====== Text section ======

I think the focus now in the region is on building companies whose value is substantiated. Companies were raising money with valuations based on how much they're raising, and I see that this is an issue from the VC industry, where companies were pumping up the markup on their portfolio, so they can raise a second fund and a third fund. That model doesn’t work here. We’re not in Europe or the US, where you have the most mature public markets where companies can IPO.

I think that investors are going to look at proper metrics and KPIs and invest into a business based on its business merits. I think it is also the best time for investors to find companies. Anybody who's made tons of money always made it by investing in a down cycle, and then riding the wave up — so people who are being super conservative with their funds right now, I think are making a mistake. Now is the time to put money in.

I don’t think the [investment lull] is over. I think we are teetering between the tail end of it and the beginning of the upswing, but I think we'll have definitive clarity in the next 18 months.

I usually wake up around 4 or 4:30am. We have an international team and part of our executive team and my partners are in the US, so it allows me to catch them at the end of their day and I get to catch up with them. I wake up, read the Quran for a few minutes, and then do some reading. I don’t look at my phone for the first hour I'm awake. After that, I'll go to the gym, where I usually will be talking on the phone with people in the US.

Once I’m back from the gym, that's when I start looking at my computer. From 6-7am to 9-10am, this is where I get most of my work done. People in the US are sleeping, and people in Egypt and the UAE are still sleeping, so this is the time I own. After 10am, the company owns my time. That has me talking to my executive team, putting out fires, getting on calls.

It's important for everybody, especially people who are in leadership positions, to do a cost benefit analysis, and weigh the cost of their time, money, energy, mental capacity, etc, against the benefit for this task. If you do a cost benefit analysis for every task that you have, the ones that have a very big cost and very low benefit clearly go to the bottom of the list. The ones that have very low cost and very high benefits are the ones you probably want to do first because you can bang them out and get them done.

====== Extracted records ======

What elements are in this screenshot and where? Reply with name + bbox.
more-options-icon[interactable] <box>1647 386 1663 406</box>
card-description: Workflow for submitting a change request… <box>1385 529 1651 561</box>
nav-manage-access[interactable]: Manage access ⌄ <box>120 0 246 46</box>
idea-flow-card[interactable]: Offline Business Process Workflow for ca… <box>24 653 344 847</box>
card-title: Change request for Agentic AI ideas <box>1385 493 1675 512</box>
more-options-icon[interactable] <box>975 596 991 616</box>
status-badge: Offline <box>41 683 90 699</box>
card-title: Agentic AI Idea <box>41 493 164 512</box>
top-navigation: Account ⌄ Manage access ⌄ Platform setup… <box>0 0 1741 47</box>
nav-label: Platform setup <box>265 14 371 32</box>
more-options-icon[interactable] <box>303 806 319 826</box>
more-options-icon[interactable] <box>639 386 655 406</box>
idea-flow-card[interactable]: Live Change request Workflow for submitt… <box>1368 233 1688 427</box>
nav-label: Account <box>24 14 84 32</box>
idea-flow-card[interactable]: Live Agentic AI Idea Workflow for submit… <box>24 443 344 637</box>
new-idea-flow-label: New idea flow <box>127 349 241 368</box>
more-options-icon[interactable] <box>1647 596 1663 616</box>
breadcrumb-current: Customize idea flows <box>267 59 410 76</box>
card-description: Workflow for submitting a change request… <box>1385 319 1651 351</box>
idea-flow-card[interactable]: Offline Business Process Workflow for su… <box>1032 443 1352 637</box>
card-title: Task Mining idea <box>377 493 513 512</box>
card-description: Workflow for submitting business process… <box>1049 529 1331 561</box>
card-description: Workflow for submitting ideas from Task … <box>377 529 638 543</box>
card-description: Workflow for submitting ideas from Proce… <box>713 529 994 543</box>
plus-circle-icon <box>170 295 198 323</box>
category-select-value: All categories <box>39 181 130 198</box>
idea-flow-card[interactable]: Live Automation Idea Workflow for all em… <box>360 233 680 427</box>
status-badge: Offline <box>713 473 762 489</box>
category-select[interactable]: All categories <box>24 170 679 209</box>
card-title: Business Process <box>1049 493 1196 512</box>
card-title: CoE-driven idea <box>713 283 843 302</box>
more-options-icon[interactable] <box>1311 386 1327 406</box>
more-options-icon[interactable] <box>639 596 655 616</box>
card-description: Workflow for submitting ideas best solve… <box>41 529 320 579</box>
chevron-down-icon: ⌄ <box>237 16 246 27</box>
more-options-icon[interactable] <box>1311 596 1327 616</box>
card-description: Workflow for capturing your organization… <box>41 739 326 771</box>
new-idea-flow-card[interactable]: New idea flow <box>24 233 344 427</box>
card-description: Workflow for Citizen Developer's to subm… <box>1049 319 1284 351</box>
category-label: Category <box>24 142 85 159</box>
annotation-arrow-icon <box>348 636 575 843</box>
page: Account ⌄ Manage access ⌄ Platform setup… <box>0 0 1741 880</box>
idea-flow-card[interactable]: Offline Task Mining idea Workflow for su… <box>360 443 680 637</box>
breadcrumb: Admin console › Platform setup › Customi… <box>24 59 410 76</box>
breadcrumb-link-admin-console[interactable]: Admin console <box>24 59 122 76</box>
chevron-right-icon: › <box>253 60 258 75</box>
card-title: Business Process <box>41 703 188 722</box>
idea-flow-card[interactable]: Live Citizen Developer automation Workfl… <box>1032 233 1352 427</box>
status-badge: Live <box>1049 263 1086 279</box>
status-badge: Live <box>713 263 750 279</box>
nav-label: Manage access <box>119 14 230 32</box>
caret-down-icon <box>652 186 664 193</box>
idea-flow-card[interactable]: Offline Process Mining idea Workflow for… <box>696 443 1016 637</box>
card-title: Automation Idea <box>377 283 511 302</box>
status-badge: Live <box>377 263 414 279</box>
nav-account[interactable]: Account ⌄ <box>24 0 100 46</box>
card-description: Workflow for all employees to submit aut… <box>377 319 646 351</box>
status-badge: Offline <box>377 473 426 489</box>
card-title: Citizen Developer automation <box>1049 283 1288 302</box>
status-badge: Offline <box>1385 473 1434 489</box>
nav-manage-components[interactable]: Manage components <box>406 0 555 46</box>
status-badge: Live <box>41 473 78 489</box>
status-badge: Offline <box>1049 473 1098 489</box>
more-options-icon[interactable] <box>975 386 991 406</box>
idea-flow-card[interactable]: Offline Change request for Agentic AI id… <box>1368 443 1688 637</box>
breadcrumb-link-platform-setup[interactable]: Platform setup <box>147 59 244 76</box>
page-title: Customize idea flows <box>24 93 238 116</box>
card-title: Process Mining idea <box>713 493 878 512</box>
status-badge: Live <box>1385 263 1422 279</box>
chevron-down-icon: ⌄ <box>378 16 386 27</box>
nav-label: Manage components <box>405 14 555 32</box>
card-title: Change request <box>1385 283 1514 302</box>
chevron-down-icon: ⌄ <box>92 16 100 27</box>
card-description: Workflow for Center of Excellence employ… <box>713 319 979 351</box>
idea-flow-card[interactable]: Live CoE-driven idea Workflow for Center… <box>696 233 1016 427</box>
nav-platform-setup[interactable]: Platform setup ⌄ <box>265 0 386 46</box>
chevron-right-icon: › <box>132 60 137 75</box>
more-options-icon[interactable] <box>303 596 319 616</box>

======

What you will do:
Continue the piece on startup investing and work habits, starting after its final sentence. These lines come from a separate source.

Response below:
One thing that never changes is that being at the top of an organization is very lonely. You're the good guy when it's convenient — which is seldom — and you're always the bad guy [laughs], because the ball stops with you. There's a lot of crisis management, and every day there’s a punch in the face. But every day, I have to punch back. Some days, it's easy. Some days it’s extremely challenging, because as the company grows, the problems just get bigger and everything is on a bigger scale.

During the week, I always make sure to spend at least the last two hours in the evening — or at least 30-45 minutes in the morning — with my family. But it can be in extremes — Modus is technically a startup, and I’m an entrepreneur, so this isn't a corporate job where I can go play golf three days a week. So sometimes I go super hard all week, and totally disconnect on the weekend, or go super hard two or three months and then take two or three weeks where I switch off. Work life balance depends on the status of the business, so the more the business grows and matures and gets more stability, the more I can control that balance.

When I do switch off after my workday, I usually just hang out with my wife and my daughter in front of the TV. Most of the time, it’s either Ms. Rachel or Blippi playing on TV.

I really enjoy Conversations with Loulou. I was on one and I got hooked after. Those are great to hear the perspectives and stories of other people in the ecosystem. I’m also a big World War II documentary nerd, and I read a lot of Andreessen Horowitz (aka a16z’s) blog and Jack Abraham, the founder of Atomic, which is a venture builder. My two hobbies are snowboarding and racing motorcycles.

The best piece of advice I've been given is don't trade what you want right now for what you ultimately want in the future. It was given to me by my high school football coach. He always told me not to chase the short term, and to always be forward thinking.